START Input material
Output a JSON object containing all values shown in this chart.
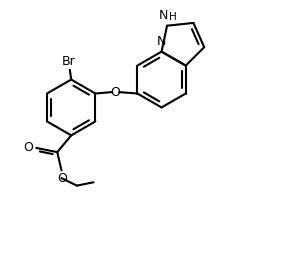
{
  "bg_color": "#ffffff",
  "line_color": "#000000",
  "line_width": 1.5,
  "font_size": 9,
  "font_size_small": 7.5,
  "figsize": [
    2.82,
    2.54
  ],
  "dpi": 100,
  "xlim": [
    0,
    10
  ],
  "ylim": [
    0,
    9
  ]
}
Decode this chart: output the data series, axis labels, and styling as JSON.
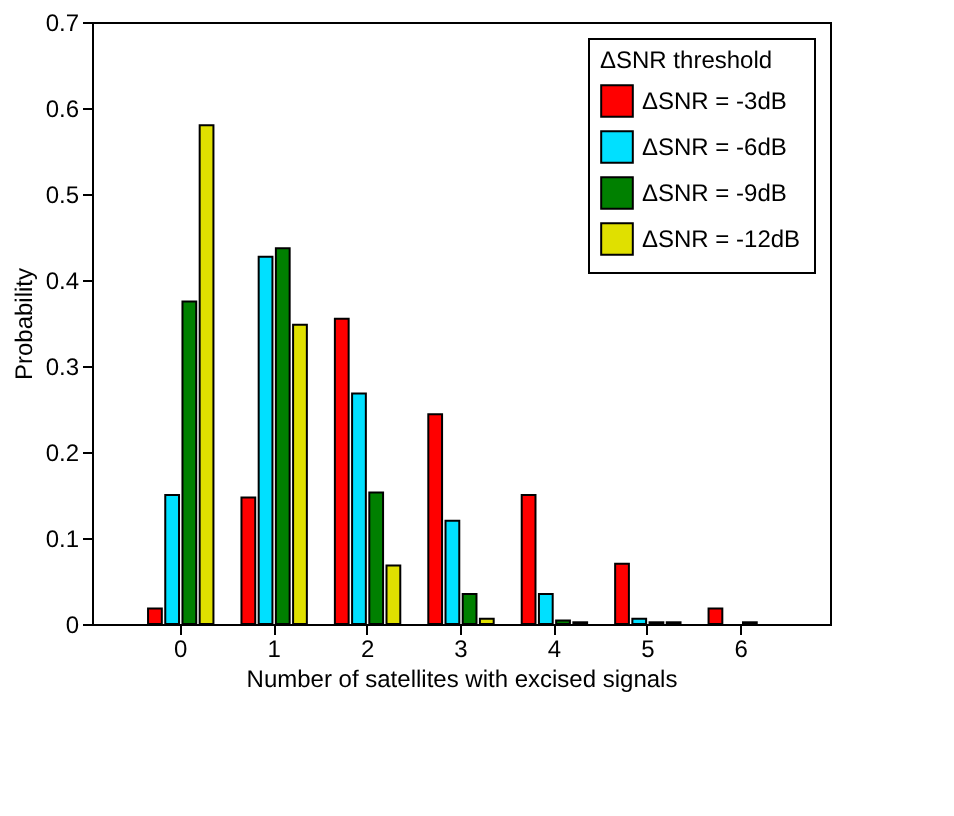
{
  "chart_data": {
    "type": "bar",
    "xlabel": "Number of satellites with excised signals",
    "ylabel": "Probability",
    "legend_title": "ΔSNR threshold",
    "categories": [
      "0",
      "1",
      "2",
      "3",
      "4",
      "5",
      "6"
    ],
    "series": [
      {
        "name": "ΔSNR = -3dB",
        "color": "#ff0000",
        "values": [
          0.018,
          0.147,
          0.355,
          0.244,
          0.15,
          0.07,
          0.018
        ]
      },
      {
        "name": "ΔSNR = -6dB",
        "color": "#00e0ff",
        "values": [
          0.15,
          0.427,
          0.268,
          0.12,
          0.035,
          0.006,
          null
        ]
      },
      {
        "name": "ΔSNR = -9dB",
        "color": "#008000",
        "values": [
          0.375,
          0.437,
          0.153,
          0.035,
          0.004,
          0.002,
          0.002
        ]
      },
      {
        "name": "ΔSNR = -12dB",
        "color": "#e0e000",
        "values": [
          0.58,
          0.348,
          0.068,
          0.006,
          0.002,
          0.002,
          null
        ]
      }
    ],
    "ylim": [
      0,
      0.7
    ],
    "yticks": [
      0,
      0.1,
      0.2,
      0.3,
      0.4,
      0.5,
      0.6,
      0.7
    ],
    "grid": false,
    "legend": "top right"
  }
}
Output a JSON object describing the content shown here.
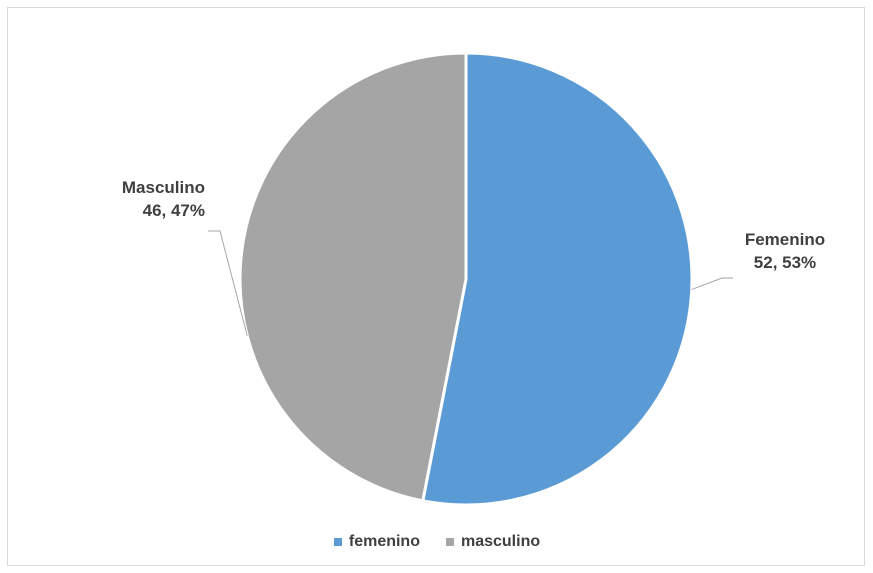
{
  "chart_data": {
    "type": "pie",
    "categories": [
      "femenino",
      "masculino"
    ],
    "values": [
      52,
      46
    ],
    "percentages": [
      53,
      47
    ],
    "colors": [
      "#5b9bd5",
      "#a5a5a5"
    ],
    "data_labels": [
      {
        "name": "Femenino",
        "value_text": "52, 53%"
      },
      {
        "name": "Masculino",
        "value_text": "46, 47%"
      }
    ],
    "legend": {
      "position": "bottom",
      "entries": [
        "femenino",
        "masculino"
      ]
    }
  }
}
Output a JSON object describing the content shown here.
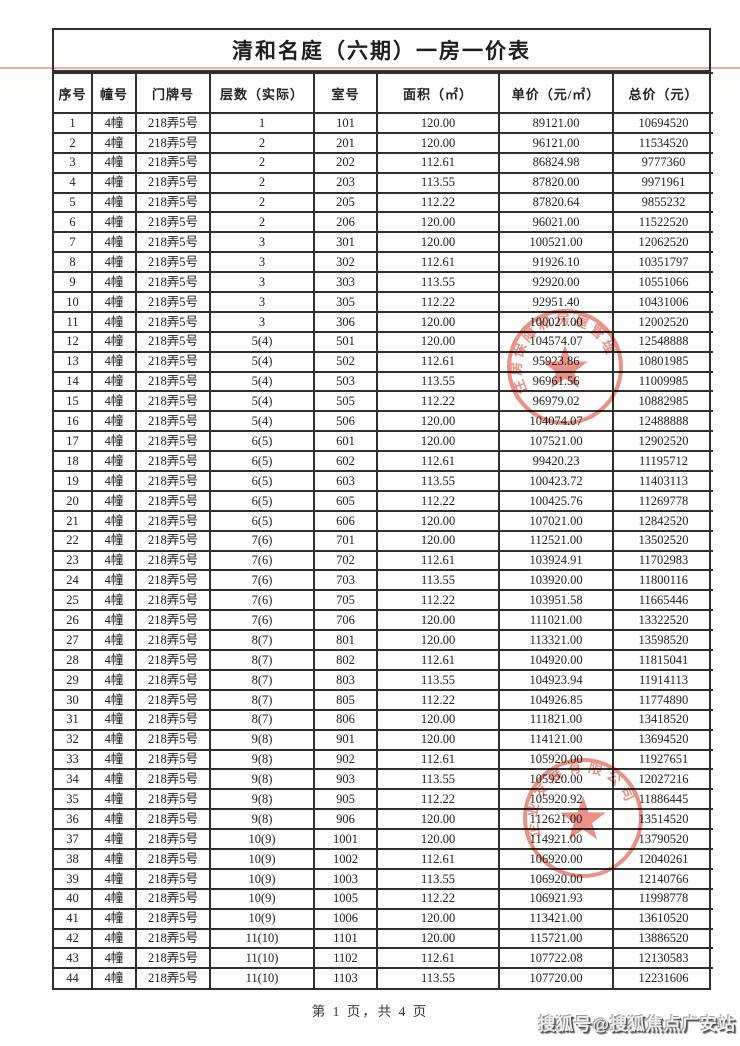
{
  "document": {
    "title": "清和名庭（六期）一房一价表",
    "page_footer": "第 1 页，共 4 页",
    "watermark": "搜狐号@搜狐焦点广安站"
  },
  "table": {
    "headers": [
      "序号",
      "幢号",
      "门牌号",
      "层数（实际）",
      "室号",
      "面积（㎡）",
      "单价（元/㎡）",
      "总价（元）"
    ],
    "rows": [
      [
        "1",
        "4幢",
        "218弄5号",
        "1",
        "101",
        "120.00",
        "89121.00",
        "10694520"
      ],
      [
        "2",
        "4幢",
        "218弄5号",
        "2",
        "201",
        "120.00",
        "96121.00",
        "11534520"
      ],
      [
        "3",
        "4幢",
        "218弄5号",
        "2",
        "202",
        "112.61",
        "86824.98",
        "9777360"
      ],
      [
        "4",
        "4幢",
        "218弄5号",
        "2",
        "203",
        "113.55",
        "87820.00",
        "9971961"
      ],
      [
        "5",
        "4幢",
        "218弄5号",
        "2",
        "205",
        "112.22",
        "87820.64",
        "9855232"
      ],
      [
        "6",
        "4幢",
        "218弄5号",
        "2",
        "206",
        "120.00",
        "96021.00",
        "11522520"
      ],
      [
        "7",
        "4幢",
        "218弄5号",
        "3",
        "301",
        "120.00",
        "100521.00",
        "12062520"
      ],
      [
        "8",
        "4幢",
        "218弄5号",
        "3",
        "302",
        "112.61",
        "91926.10",
        "10351797"
      ],
      [
        "9",
        "4幢",
        "218弄5号",
        "3",
        "303",
        "113.55",
        "92920.00",
        "10551066"
      ],
      [
        "10",
        "4幢",
        "218弄5号",
        "3",
        "305",
        "112.22",
        "92951.40",
        "10431006"
      ],
      [
        "11",
        "4幢",
        "218弄5号",
        "3",
        "306",
        "120.00",
        "100021.00",
        "12002520"
      ],
      [
        "12",
        "4幢",
        "218弄5号",
        "5(4)",
        "501",
        "120.00",
        "104574.07",
        "12548888"
      ],
      [
        "13",
        "4幢",
        "218弄5号",
        "5(4)",
        "502",
        "112.61",
        "95923.86",
        "10801985"
      ],
      [
        "14",
        "4幢",
        "218弄5号",
        "5(4)",
        "503",
        "113.55",
        "96961.56",
        "11009985"
      ],
      [
        "15",
        "4幢",
        "218弄5号",
        "5(4)",
        "505",
        "112.22",
        "96979.02",
        "10882985"
      ],
      [
        "16",
        "4幢",
        "218弄5号",
        "5(4)",
        "506",
        "120.00",
        "104074.07",
        "12488888"
      ],
      [
        "17",
        "4幢",
        "218弄5号",
        "6(5)",
        "601",
        "120.00",
        "107521.00",
        "12902520"
      ],
      [
        "18",
        "4幢",
        "218弄5号",
        "6(5)",
        "602",
        "112.61",
        "99420.23",
        "11195712"
      ],
      [
        "19",
        "4幢",
        "218弄5号",
        "6(5)",
        "603",
        "113.55",
        "100423.72",
        "11403113"
      ],
      [
        "20",
        "4幢",
        "218弄5号",
        "6(5)",
        "605",
        "112.22",
        "100425.76",
        "11269778"
      ],
      [
        "21",
        "4幢",
        "218弄5号",
        "6(5)",
        "606",
        "120.00",
        "107021.00",
        "12842520"
      ],
      [
        "22",
        "4幢",
        "218弄5号",
        "7(6)",
        "701",
        "120.00",
        "112521.00",
        "13502520"
      ],
      [
        "23",
        "4幢",
        "218弄5号",
        "7(6)",
        "702",
        "112.61",
        "103924.91",
        "11702983"
      ],
      [
        "24",
        "4幢",
        "218弄5号",
        "7(6)",
        "703",
        "113.55",
        "103920.00",
        "11800116"
      ],
      [
        "25",
        "4幢",
        "218弄5号",
        "7(6)",
        "705",
        "112.22",
        "103951.58",
        "11665446"
      ],
      [
        "26",
        "4幢",
        "218弄5号",
        "7(6)",
        "706",
        "120.00",
        "111021.00",
        "13322520"
      ],
      [
        "27",
        "4幢",
        "218弄5号",
        "8(7)",
        "801",
        "120.00",
        "113321.00",
        "13598520"
      ],
      [
        "28",
        "4幢",
        "218弄5号",
        "8(7)",
        "802",
        "112.61",
        "104920.00",
        "11815041"
      ],
      [
        "29",
        "4幢",
        "218弄5号",
        "8(7)",
        "803",
        "113.55",
        "104923.94",
        "11914113"
      ],
      [
        "30",
        "4幢",
        "218弄5号",
        "8(7)",
        "805",
        "112.22",
        "104926.85",
        "11774890"
      ],
      [
        "31",
        "4幢",
        "218弄5号",
        "8(7)",
        "806",
        "120.00",
        "111821.00",
        "13418520"
      ],
      [
        "32",
        "4幢",
        "218弄5号",
        "9(8)",
        "901",
        "120.00",
        "114121.00",
        "13694520"
      ],
      [
        "33",
        "4幢",
        "218弄5号",
        "9(8)",
        "902",
        "112.61",
        "105920.00",
        "11927651"
      ],
      [
        "34",
        "4幢",
        "218弄5号",
        "9(8)",
        "903",
        "113.55",
        "105920.00",
        "12027216"
      ],
      [
        "35",
        "4幢",
        "218弄5号",
        "9(8)",
        "905",
        "112.22",
        "105920.92",
        "11886445"
      ],
      [
        "36",
        "4幢",
        "218弄5号",
        "9(8)",
        "906",
        "120.00",
        "112621.00",
        "13514520"
      ],
      [
        "37",
        "4幢",
        "218弄5号",
        "10(9)",
        "1001",
        "120.00",
        "114921.00",
        "13790520"
      ],
      [
        "38",
        "4幢",
        "218弄5号",
        "10(9)",
        "1002",
        "112.61",
        "106920.00",
        "12040261"
      ],
      [
        "39",
        "4幢",
        "218弄5号",
        "10(9)",
        "1003",
        "113.55",
        "106920.00",
        "12140766"
      ],
      [
        "40",
        "4幢",
        "218弄5号",
        "10(9)",
        "1005",
        "112.22",
        "106921.93",
        "11998778"
      ],
      [
        "41",
        "4幢",
        "218弄5号",
        "10(9)",
        "1006",
        "120.00",
        "113421.00",
        "13610520"
      ],
      [
        "42",
        "4幢",
        "218弄5号",
        "11(10)",
        "1101",
        "120.00",
        "115721.00",
        "13886520"
      ],
      [
        "43",
        "4幢",
        "218弄5号",
        "11(10)",
        "1102",
        "112.61",
        "107722.08",
        "12130583"
      ],
      [
        "44",
        "4幢",
        "218弄5号",
        "11(10)",
        "1103",
        "113.55",
        "107720.00",
        "12231606"
      ]
    ]
  },
  "stamps": [
    {
      "name": "housing-authority-seal",
      "arc_text": "住房保障和房屋管理",
      "shape": "circle-star"
    },
    {
      "name": "company-seal",
      "arc_text": "企业发展有限公司",
      "shape": "circle-star"
    }
  ],
  "colors": {
    "seal_red": "#d8372b",
    "divider_line": "#eea28e",
    "table_border": "#2f2f2f"
  }
}
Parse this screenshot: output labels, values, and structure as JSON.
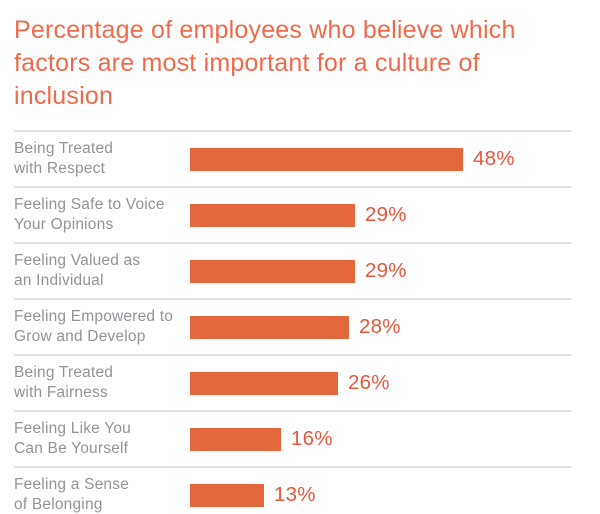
{
  "title": "Percentage of employees who believe which factors are most important for a culture of inclusion",
  "colors": {
    "background": "#FFFFFF",
    "title": "#ED6A4B",
    "bar": "#E2673A",
    "value_label": "#E4573B",
    "category_label": "#8F9497",
    "divider": "#E3E3E4"
  },
  "chart_data": {
    "type": "bar",
    "orientation": "horizontal",
    "title": "Percentage of employees who believe which factors are most important for a culture of inclusion",
    "categories": [
      "Being Treated with Respect",
      "Feeling Safe to Voice Your Opinions",
      "Feeling Valued as an Individual",
      "Feeling Empowered to Grow and Develop",
      "Being Treated with Fairness",
      "Feeling Like You Can Be Yourself",
      "Feeling a Sense of Belonging"
    ],
    "category_display_lines": [
      [
        "Being Treated",
        "with Respect"
      ],
      [
        "Feeling Safe to Voice",
        "Your Opinions"
      ],
      [
        "Feeling Valued as",
        "an Individual"
      ],
      [
        "Feeling Empowered to",
        "Grow and Develop"
      ],
      [
        "Being Treated",
        "with Fairness"
      ],
      [
        "Feeling Like You",
        "Can Be Yourself"
      ],
      [
        "Feeling a Sense",
        "of Belonging"
      ]
    ],
    "values": [
      48,
      29,
      29,
      28,
      26,
      16,
      13
    ],
    "value_labels": [
      "48%",
      "29%",
      "29%",
      "28%",
      "26%",
      "16%",
      "13%"
    ],
    "unit": "%",
    "xlim": [
      0,
      100
    ],
    "xlabel": "",
    "ylabel": "",
    "grid": false,
    "legend": "none",
    "value_label_position": "right-of-bar",
    "row_dividers": true
  }
}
END Input material
Exercise details >> Check the data for the word "believe" and pull out the lines that have it.

Output >>
  "title": "Percentage of employees who believe which factors are most important for a culture of inclusion",
    "title": "Percentage of employees who believe which factors are most important for a culture of inclusion",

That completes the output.